__Requirement__: Write the data below out exactly as it stands. Do not include the pictures.

__Extracted data__:
Begin

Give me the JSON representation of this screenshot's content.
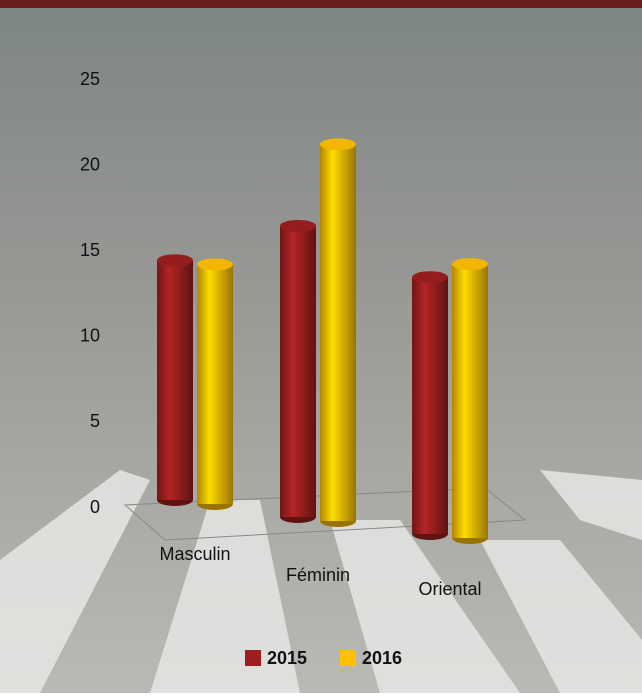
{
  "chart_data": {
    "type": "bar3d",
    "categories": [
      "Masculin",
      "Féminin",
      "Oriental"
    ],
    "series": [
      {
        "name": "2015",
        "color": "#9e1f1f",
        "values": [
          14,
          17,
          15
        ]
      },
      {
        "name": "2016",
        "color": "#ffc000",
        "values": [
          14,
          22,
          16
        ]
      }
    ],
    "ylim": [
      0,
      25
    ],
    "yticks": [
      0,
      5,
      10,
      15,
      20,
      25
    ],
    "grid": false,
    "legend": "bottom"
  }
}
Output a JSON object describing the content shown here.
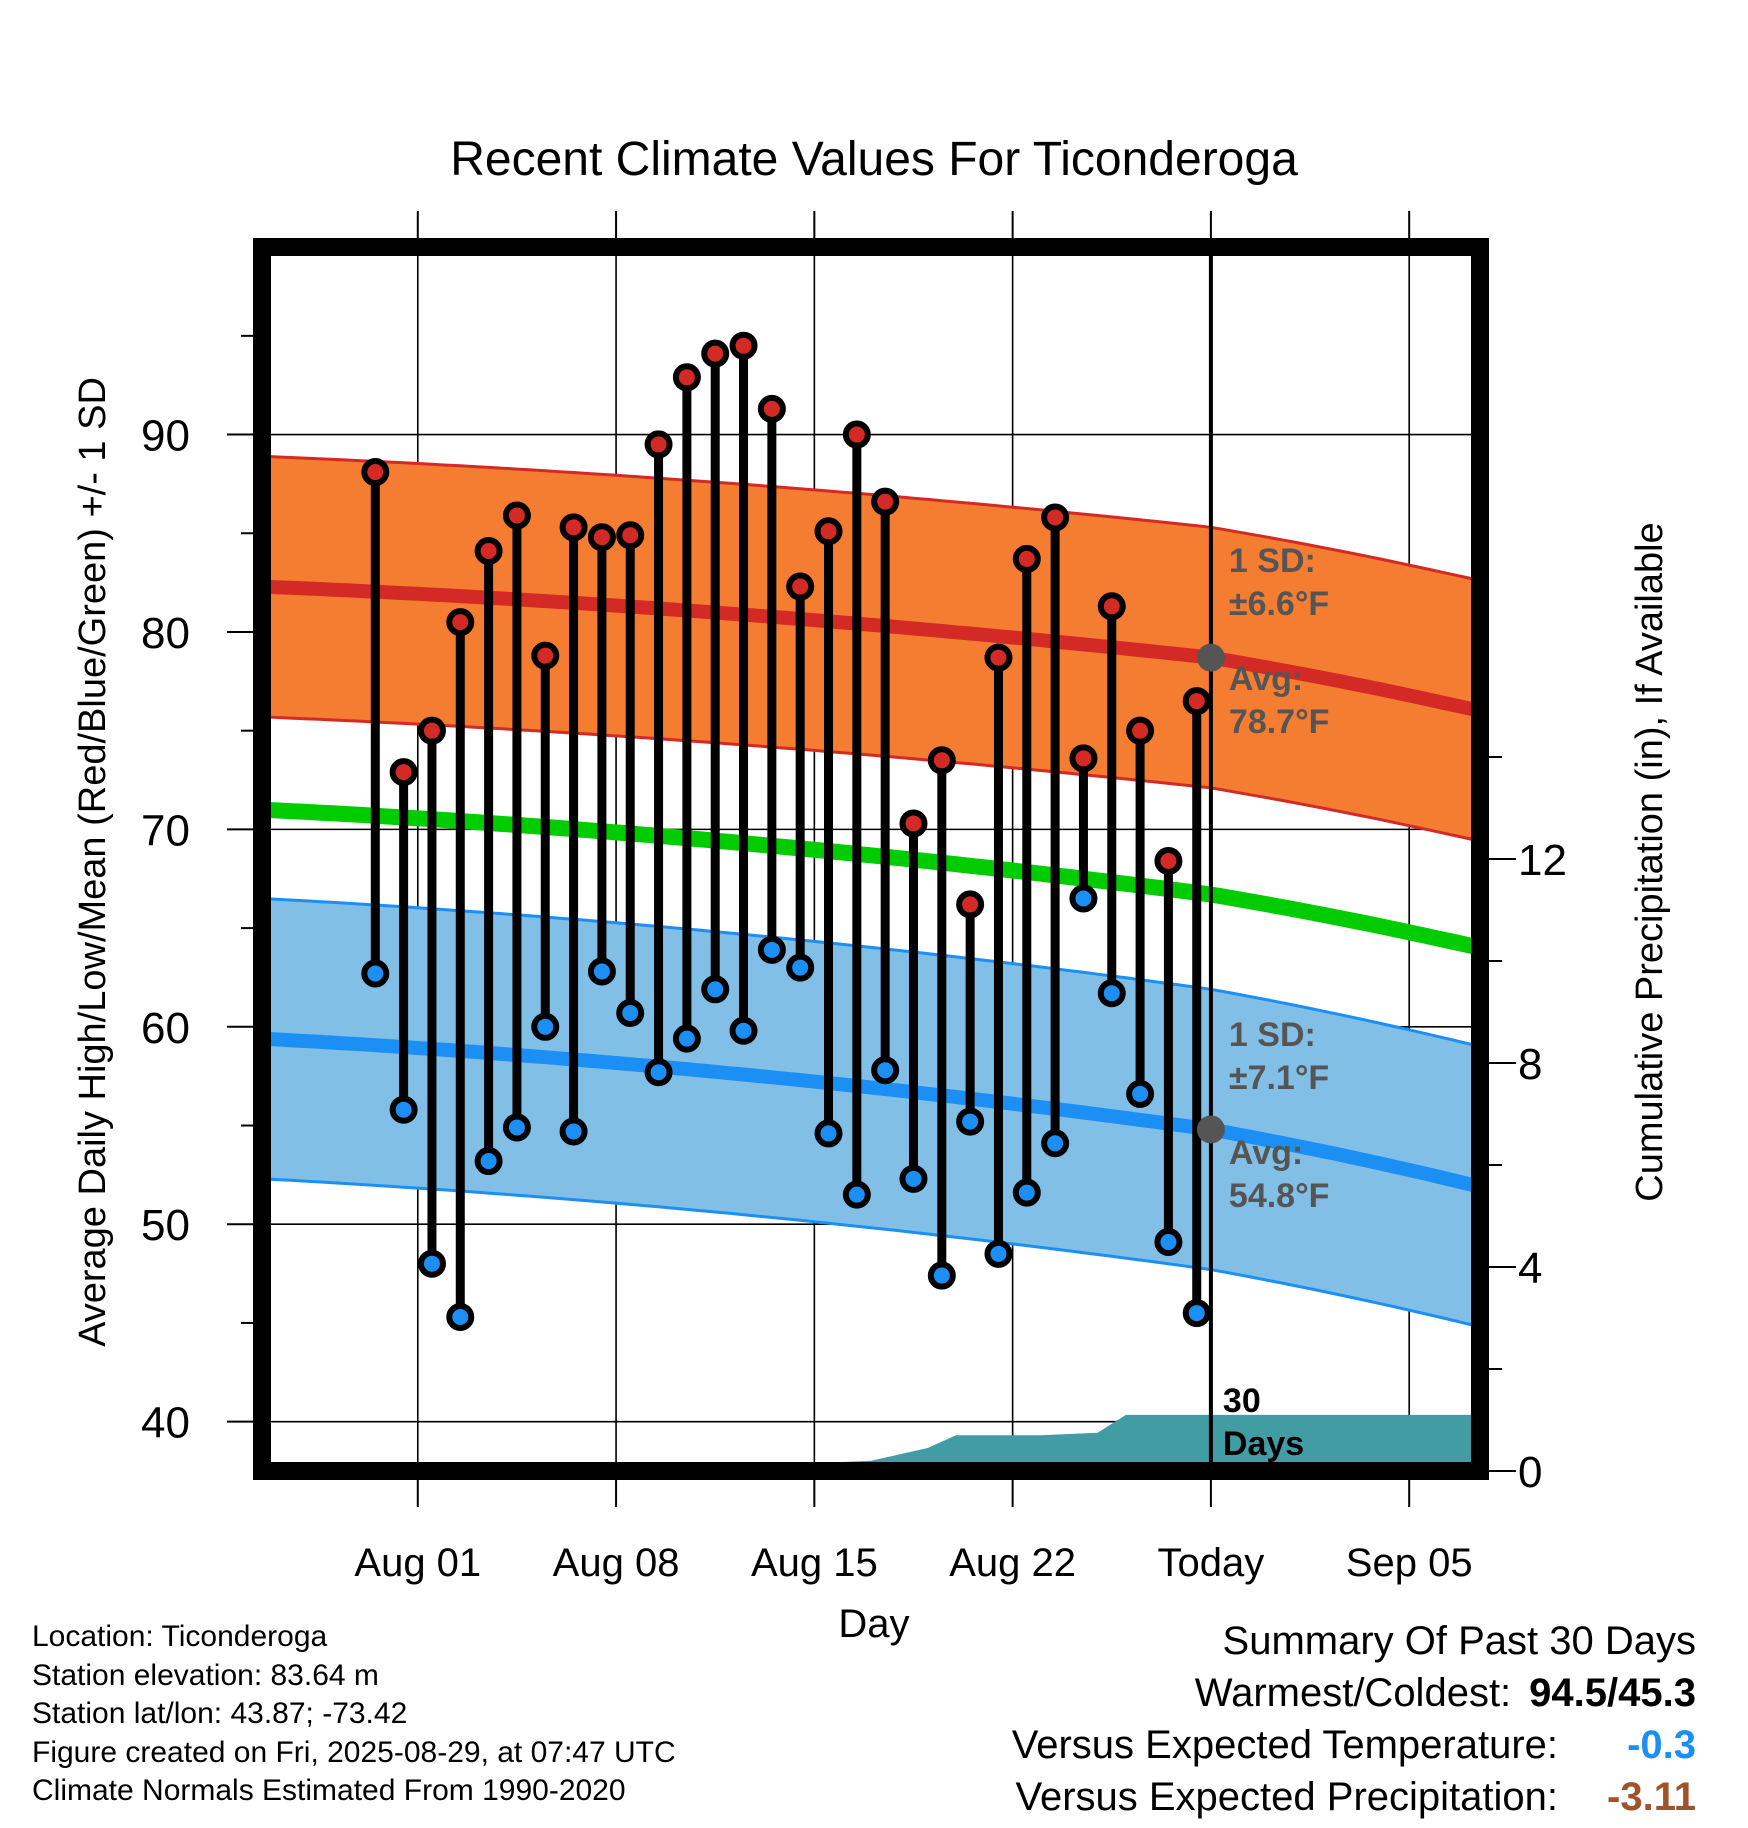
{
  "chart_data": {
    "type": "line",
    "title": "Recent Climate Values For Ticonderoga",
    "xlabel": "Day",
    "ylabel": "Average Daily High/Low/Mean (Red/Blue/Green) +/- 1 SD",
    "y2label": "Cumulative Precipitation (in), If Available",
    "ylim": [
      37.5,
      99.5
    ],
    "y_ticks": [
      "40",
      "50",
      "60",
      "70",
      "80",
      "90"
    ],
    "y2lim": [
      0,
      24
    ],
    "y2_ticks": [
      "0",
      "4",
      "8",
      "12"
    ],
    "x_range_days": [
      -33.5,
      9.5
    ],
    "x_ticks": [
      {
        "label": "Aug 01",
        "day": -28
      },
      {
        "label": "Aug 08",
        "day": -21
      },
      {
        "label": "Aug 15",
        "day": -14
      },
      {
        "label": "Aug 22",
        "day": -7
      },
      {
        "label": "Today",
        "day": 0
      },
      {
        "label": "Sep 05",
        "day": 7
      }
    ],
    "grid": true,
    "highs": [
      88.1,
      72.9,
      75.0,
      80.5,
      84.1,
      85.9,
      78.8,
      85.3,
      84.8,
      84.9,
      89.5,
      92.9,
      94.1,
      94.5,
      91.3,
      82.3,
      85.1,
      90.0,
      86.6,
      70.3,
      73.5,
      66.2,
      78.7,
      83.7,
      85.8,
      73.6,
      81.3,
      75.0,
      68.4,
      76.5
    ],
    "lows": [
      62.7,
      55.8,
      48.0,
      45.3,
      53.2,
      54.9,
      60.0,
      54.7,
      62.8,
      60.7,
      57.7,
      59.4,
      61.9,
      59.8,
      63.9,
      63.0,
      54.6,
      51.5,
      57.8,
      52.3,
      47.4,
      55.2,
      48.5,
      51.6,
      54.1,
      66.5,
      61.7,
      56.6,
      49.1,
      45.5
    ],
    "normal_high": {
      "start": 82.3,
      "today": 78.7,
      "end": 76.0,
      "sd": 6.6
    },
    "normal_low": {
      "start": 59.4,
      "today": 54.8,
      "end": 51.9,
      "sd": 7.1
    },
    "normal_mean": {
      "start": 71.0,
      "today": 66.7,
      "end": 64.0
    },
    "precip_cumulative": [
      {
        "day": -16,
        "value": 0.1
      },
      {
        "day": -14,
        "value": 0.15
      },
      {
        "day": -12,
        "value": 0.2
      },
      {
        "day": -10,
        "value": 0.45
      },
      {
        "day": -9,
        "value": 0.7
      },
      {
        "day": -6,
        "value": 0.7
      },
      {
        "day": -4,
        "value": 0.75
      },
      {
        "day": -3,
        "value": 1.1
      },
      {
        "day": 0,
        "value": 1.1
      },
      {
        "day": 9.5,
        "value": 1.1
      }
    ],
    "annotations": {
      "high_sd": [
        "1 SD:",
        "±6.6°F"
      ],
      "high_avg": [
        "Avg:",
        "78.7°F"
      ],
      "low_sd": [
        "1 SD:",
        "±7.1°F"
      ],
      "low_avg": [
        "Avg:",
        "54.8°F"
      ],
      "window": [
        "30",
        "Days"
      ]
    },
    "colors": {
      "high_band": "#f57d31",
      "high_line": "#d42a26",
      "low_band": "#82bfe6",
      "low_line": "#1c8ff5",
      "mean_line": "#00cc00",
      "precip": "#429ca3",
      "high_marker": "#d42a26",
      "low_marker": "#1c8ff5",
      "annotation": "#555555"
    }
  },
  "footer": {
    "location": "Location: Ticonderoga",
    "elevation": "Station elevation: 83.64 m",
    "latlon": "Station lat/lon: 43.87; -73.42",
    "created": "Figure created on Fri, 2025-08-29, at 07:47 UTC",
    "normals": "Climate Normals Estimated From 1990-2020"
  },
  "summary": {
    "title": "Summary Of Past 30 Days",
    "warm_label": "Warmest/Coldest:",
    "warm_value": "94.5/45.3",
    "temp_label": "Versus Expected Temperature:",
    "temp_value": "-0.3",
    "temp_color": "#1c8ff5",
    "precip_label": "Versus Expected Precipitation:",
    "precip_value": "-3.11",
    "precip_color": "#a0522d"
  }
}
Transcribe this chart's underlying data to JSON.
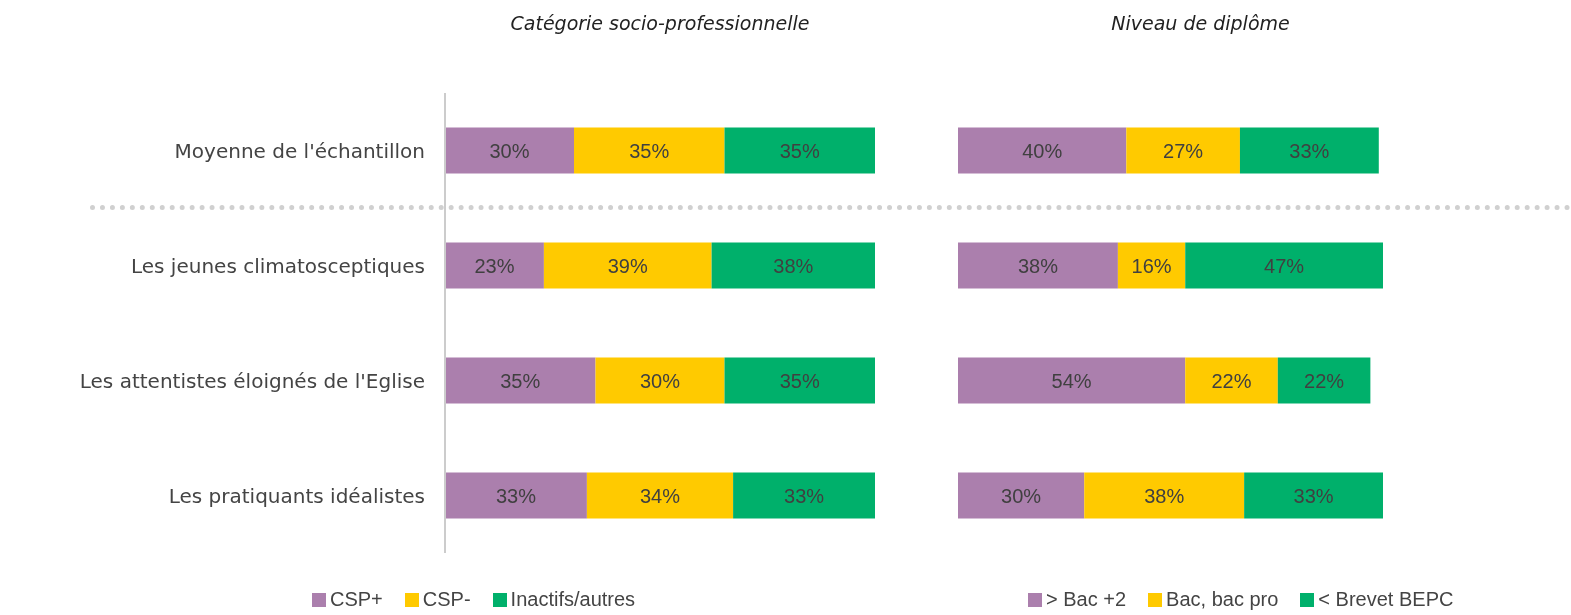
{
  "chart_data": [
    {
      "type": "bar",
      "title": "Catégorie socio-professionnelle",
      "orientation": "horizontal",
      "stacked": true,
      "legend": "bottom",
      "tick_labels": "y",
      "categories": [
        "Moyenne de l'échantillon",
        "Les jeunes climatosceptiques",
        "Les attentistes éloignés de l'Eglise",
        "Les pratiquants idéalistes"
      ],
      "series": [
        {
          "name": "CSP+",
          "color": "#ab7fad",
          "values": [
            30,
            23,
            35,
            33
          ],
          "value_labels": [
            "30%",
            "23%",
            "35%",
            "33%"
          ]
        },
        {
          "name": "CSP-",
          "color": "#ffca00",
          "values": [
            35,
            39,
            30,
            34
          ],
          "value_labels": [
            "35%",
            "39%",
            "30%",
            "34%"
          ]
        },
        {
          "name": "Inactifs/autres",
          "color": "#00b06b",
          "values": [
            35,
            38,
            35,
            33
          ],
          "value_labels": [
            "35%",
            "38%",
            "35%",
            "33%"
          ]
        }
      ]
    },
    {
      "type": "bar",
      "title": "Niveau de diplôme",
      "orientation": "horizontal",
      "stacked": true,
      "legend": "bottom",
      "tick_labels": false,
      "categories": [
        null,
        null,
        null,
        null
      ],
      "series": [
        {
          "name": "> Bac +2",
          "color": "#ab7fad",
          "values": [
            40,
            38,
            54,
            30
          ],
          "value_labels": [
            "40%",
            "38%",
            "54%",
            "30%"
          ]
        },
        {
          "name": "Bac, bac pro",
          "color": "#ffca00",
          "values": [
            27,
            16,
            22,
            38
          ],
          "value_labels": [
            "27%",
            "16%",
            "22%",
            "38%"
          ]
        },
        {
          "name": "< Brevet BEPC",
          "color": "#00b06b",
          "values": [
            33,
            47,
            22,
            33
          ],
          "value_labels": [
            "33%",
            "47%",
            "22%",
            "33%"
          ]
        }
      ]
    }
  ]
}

End

__Answer in full__:
Give me the JSON representation of this screenshot's content.
{
  "chart_data": {
    "type": "bar3d",
    "categories": [
      "Masculin",
      "Féminin",
      "Oriental"
    ],
    "series": [
      {
        "name": "2015",
        "color": "#9e1f1f",
        "values": [
          14,
          17,
          15
        ]
      },
      {
        "name": "2016",
        "color": "#ffc000",
        "values": [
          14,
          22,
          16
        ]
      }
    ],
    "ylim": [
      0,
      25
    ],
    "yticks": [
      0,
      5,
      10,
      15,
      20,
      25
    ],
    "grid": false,
    "legend": "bottom"
  }
}
Output a JSON object describing the content shown here.
{
  "chart_data": {
    "type": "line",
    "title": "Recent Climate Values For Ticonderoga",
    "xlabel": "Day",
    "ylabel": "Average Daily High/Low/Mean (Red/Blue/Green) +/- 1 SD",
    "y2label": "Cumulative Precipitation (in), If Available",
    "ylim": [
      37.5,
      99.5
    ],
    "y_ticks": [
      "40",
      "50",
      "60",
      "70",
      "80",
      "90"
    ],
    "y2lim": [
      0,
      24
    ],
    "y2_ticks": [
      "0",
      "4",
      "8",
      "12"
    ],
    "x_range_days": [
      -33.5,
      9.5
    ],
    "x_ticks": [
      {
        "label": "Aug 01",
        "day": -28
      },
      {
        "label": "Aug 08",
        "day": -21
      },
      {
        "label": "Aug 15",
        "day": -14
      },
      {
        "label": "Aug 22",
        "day": -7
      },
      {
        "label": "Today",
        "day": 0
      },
      {
        "label": "Sep 05",
        "day": 7
      }
    ],
    "grid": true,
    "highs": [
      88.1,
      72.9,
      75.0,
      80.5,
      84.1,
      85.9,
      78.8,
      85.3,
      84.8,
      84.9,
      89.5,
      92.9,
      94.1,
      94.5,
      91.3,
      82.3,
      85.1,
      90.0,
      86.6,
      70.3,
      73.5,
      66.2,
      78.7,
      83.7,
      85.8,
      73.6,
      81.3,
      75.0,
      68.4,
      76.5
    ],
    "lows": [
      62.7,
      55.8,
      48.0,
      45.3,
      53.2,
      54.9,
      60.0,
      54.7,
      62.8,
      60.7,
      57.7,
      59.4,
      61.9,
      59.8,
      63.9,
      63.0,
      54.6,
      51.5,
      57.8,
      52.3,
      47.4,
      55.2,
      48.5,
      51.6,
      54.1,
      66.5,
      61.7,
      56.6,
      49.1,
      45.5
    ],
    "normal_high": {
      "start": 82.3,
      "today": 78.7,
      "end": 76.0,
      "sd": 6.6
    },
    "normal_low": {
      "start": 59.4,
      "today": 54.8,
      "end": 51.9,
      "sd": 7.1
    },
    "normal_mean": {
      "start": 71.0,
      "today": 66.7,
      "end": 64.0
    },
    "precip_cumulative": [
      {
        "day": -16,
        "value": 0.1
      },
      {
        "day": -14,
        "value": 0.15
      },
      {
        "day": -12,
        "value": 0.2
      },
      {
        "day": -10,
        "value": 0.45
      },
      {
        "day": -9,
        "value": 0.7
      },
      {
        "day": -6,
        "value": 0.7
      },
      {
        "day": -4,
        "value": 0.75
      },
      {
        "day": -3,
        "value": 1.1
      },
      {
        "day": 0,
        "value": 1.1
      },
      {
        "day": 9.5,
        "value": 1.1
      }
    ],
    "annotations": {
      "high_sd": [
        "1 SD:",
        "±6.6°F"
      ],
      "high_avg": [
        "Avg:",
        "78.7°F"
      ],
      "low_sd": [
        "1 SD:",
        "±7.1°F"
      ],
      "low_avg": [
        "Avg:",
        "54.8°F"
      ],
      "window": [
        "30",
        "Days"
      ]
    },
    "colors": {
      "high_band": "#f57d31",
      "high_line": "#d42a26",
      "low_band": "#82bfe6",
      "low_line": "#1c8ff5",
      "mean_line": "#00cc00",
      "precip": "#429ca3",
      "high_marker": "#d42a26",
      "low_marker": "#1c8ff5",
      "annotation": "#555555"
    }
  },
  "footer": {
    "location": "Location: Ticonderoga",
    "elevation": "Station elevation: 83.64 m",
    "latlon": "Station lat/lon: 43.87; -73.42",
    "created": "Figure created on Fri, 2025-08-29, at 07:47 UTC",
    "normals": "Climate Normals Estimated From 1990-2020"
  },
  "summary": {
    "title": "Summary Of Past 30 Days",
    "warm_label": "Warmest/Coldest:",
    "warm_value": "94.5/45.3",
    "temp_label": "Versus Expected Temperature:",
    "temp_value": "-0.3",
    "temp_color": "#1c8ff5",
    "precip_label": "Versus Expected Precipitation:",
    "precip_value": "-3.11",
    "precip_color": "#a0522d"
  }
}
Transcribe this chart's underlying data to JSON.
{
  "chart_data": [
    {
      "type": "bar",
      "title": "Catégorie socio-professionnelle",
      "orientation": "horizontal",
      "stacked": true,
      "legend": "bottom",
      "tick_labels": "y",
      "categories": [
        "Moyenne de l'échantillon",
        "Les jeunes climatosceptiques",
        "Les attentistes éloignés de l'Eglise",
        "Les pratiquants idéalistes"
      ],
      "series": [
        {
          "name": "CSP+",
          "color": "#ab7fad",
          "values": [
            30,
            23,
            35,
            33
          ],
          "value_labels": [
            "30%",
            "23%",
            "35%",
            "33%"
          ]
        },
        {
          "name": "CSP-",
          "color": "#ffca00",
          "values": [
            35,
            39,
            30,
            34
          ],
          "value_labels": [
            "35%",
            "39%",
            "30%",
            "34%"
          ]
        },
        {
          "name": "Inactifs/autres",
          "color": "#00b06b",
          "values": [
            35,
            38,
            35,
            33
          ],
          "value_labels": [
            "35%",
            "38%",
            "35%",
            "33%"
          ]
        }
      ]
    },
    {
      "type": "bar",
      "title": "Niveau de diplôme",
      "orientation": "horizontal",
      "stacked": true,
      "legend": "bottom",
      "tick_labels": false,
      "categories": [
        null,
        null,
        null,
        null
      ],
      "series": [
        {
          "name": "> Bac +2",
          "color": "#ab7fad",
          "values": [
            40,
            38,
            54,
            30
          ],
          "value_labels": [
            "40%",
            "38%",
            "54%",
            "30%"
          ]
        },
        {
          "name": "Bac, bac pro",
          "color": "#ffca00",
          "values": [
            27,
            16,
            22,
            38
          ],
          "value_labels": [
            "27%",
            "16%",
            "22%",
            "38%"
          ]
        },
        {
          "name": "< Brevet BEPC",
          "color": "#00b06b",
          "values": [
            33,
            47,
            22,
            33
          ],
          "value_labels": [
            "33%",
            "47%",
            "22%",
            "33%"
          ]
        }
      ]
    }
  ]
}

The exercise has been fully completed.